■ **给定题目 1**
在超人跳跃这道题的选读段落中,输入里的 n 最大可以是多少?

■ **选读段落**

-*-*-

It's a bird! It's a plane! It's coming right at us!

Although it sometimes seems like it, Superman can't fly (without a plane). Instead, he makes super-human leaps, especially over tall buildings. Since he never knows when he will need to catch a criminal, he can't register flight paths. To avoid hitting planes, he tries to keep his jumps as low to the ground as he can. Given a city-scape as input, find the angle and velocity of Superman's jump that minimizes his maximum altitude.

Recall that gravity provides an acceleration of 9.8 m/s2 downwards and the formula for Superman's vertical distance from his starting location is d(t)=v t + 0.5 a t2 where v is his initial velocity, a is his acceleration and t is time in seconds since the start of the leap.

Input:

Input consists of a sequence of city-scapes, each of the form

n
0 d1
h2 d2
:
h(n-1) d(n-1)
0 dn

Superman starts at ground level and leaps d1+...+dn metres, landing at ground level and clearing all of the buildings at heights h2 to h(n-1), each with the given widths. n will be at most 100.

Output:

Output is the angle and initial velocity that minimizes the height that Superman attains, both appearing on the same line. The values should be given to two decimal places and be accurate within 0.01 degrees or m/s, as appropriate.

Sample Input:

3
0 5
10 5
0 5
5
0 10.5
20 11.5
25 10
10 15
0 7

Diagram for Second City-scape

GIF of Superman's leap
(Not to scale.)

Sample Output:

71.57 15.65
67.07 27.16



題目描述:


水平上有很多建築物,求一條角度最小的拋物線抵達指定位置,並且途中不能撞到建築物。

題目解法:


Vx = Vcos(theta), Vy = Vsin(theta)
水平位移 X = sigma(di), 初速度 V, 總時間 t
=> Vx t = X => t = X/Vx
y(t) = y(0) + Vy t - 0.5*9.8*t*t => t = 2Vy/9.8

V = sqrt(x*9.8 / (2 cos(theta)*sin(theta))) = sqrt(x*9.8 / sin(2*theta))

對 角度 二分搜尋,檢查是否有撞到建築物。

-*-*-

■ **数据集**
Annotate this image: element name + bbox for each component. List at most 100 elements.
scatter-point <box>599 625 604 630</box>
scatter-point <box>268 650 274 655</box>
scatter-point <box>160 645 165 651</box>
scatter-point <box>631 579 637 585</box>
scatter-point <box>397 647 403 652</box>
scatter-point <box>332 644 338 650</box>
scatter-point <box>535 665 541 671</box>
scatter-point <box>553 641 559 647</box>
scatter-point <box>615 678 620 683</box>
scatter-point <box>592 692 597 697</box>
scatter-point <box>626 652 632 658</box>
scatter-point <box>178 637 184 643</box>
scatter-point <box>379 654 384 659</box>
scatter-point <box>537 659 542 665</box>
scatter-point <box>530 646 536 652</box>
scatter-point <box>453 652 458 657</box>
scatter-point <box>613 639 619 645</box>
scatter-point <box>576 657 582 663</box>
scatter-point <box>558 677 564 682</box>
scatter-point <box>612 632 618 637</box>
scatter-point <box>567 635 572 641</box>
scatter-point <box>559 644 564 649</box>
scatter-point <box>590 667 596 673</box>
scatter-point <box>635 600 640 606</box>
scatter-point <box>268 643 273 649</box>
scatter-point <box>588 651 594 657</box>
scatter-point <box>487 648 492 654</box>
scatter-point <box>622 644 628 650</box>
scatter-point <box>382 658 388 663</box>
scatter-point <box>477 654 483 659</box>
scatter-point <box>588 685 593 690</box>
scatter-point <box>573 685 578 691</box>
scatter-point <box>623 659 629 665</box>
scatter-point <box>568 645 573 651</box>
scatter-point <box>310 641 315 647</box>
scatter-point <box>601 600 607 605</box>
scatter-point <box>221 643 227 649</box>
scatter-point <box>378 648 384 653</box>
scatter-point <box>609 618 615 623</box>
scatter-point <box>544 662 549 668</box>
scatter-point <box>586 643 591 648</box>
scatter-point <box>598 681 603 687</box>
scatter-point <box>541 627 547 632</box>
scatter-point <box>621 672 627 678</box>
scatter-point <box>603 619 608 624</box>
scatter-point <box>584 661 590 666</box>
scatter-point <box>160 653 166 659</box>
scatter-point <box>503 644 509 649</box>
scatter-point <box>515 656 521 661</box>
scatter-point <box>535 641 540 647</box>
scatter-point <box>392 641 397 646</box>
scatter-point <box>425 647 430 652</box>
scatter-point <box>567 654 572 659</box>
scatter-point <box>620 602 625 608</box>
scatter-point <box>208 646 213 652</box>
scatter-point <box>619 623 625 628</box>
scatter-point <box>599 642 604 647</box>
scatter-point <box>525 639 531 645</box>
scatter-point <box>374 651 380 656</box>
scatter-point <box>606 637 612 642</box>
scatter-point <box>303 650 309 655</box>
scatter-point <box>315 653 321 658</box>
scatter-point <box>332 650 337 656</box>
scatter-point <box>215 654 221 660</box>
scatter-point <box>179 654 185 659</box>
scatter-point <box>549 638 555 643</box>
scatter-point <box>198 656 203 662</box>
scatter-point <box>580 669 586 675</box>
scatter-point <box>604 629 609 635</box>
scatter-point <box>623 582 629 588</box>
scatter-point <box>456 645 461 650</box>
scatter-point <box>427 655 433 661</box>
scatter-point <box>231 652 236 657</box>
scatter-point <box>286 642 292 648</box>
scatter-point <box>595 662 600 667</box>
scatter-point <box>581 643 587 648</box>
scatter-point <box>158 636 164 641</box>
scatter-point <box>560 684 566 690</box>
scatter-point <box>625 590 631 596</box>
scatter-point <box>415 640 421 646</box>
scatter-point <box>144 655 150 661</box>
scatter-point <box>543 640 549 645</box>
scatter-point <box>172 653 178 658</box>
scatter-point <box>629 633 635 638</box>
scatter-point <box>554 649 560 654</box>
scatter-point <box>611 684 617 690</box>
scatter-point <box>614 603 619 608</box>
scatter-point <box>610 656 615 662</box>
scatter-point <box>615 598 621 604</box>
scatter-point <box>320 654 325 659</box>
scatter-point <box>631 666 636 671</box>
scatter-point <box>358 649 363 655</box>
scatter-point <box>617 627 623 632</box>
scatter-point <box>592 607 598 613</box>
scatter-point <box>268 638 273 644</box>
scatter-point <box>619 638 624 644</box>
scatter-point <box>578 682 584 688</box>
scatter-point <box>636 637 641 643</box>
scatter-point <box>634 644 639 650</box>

-*-*-

■ **给定题目 2**
请把数据集条目从第一行开始,一直到含有“scatter-point <box>178 637 184 643</box>”的那一行为止,逐行照原样重打一遍,首尾两行都要包括。

■ **书面回答 1**
n 最大为 100。

■ **书面回答 2**
Annotate this image: element name + bbox for each component. List at most 100 elements.
scatter-point <box>599 625 604 630</box>
scatter-point <box>268 650 274 655</box>
scatter-point <box>160 645 165 651</box>
scatter-point <box>631 579 637 585</box>
scatter-point <box>397 647 403 652</box>
scatter-point <box>332 644 338 650</box>
scatter-point <box>535 665 541 671</box>
scatter-point <box>553 641 559 647</box>
scatter-point <box>615 678 620 683</box>
scatter-point <box>592 692 597 697</box>
scatter-point <box>626 652 632 658</box>
scatter-point <box>178 637 184 643</box>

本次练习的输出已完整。